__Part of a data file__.
******************************

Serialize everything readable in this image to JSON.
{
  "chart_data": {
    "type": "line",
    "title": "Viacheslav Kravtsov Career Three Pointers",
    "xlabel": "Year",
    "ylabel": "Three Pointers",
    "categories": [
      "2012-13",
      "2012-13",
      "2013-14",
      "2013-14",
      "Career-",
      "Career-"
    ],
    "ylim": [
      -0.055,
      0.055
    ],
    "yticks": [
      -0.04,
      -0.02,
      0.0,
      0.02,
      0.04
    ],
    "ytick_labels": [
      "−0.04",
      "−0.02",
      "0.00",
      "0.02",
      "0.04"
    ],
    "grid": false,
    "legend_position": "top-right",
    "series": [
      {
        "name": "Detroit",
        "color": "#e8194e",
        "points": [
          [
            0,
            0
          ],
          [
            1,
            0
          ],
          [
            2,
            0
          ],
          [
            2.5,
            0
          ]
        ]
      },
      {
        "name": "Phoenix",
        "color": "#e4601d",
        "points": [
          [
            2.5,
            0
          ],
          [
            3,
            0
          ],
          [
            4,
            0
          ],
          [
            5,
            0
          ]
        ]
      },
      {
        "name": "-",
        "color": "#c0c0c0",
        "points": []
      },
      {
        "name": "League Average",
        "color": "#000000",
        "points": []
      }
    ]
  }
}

******************************

__WRITTEN INSTRUCTION__.
From the listing above, find the number of lines with the word "name" in them. Answer with the number only.

__EXERCISE ANSWER__.
4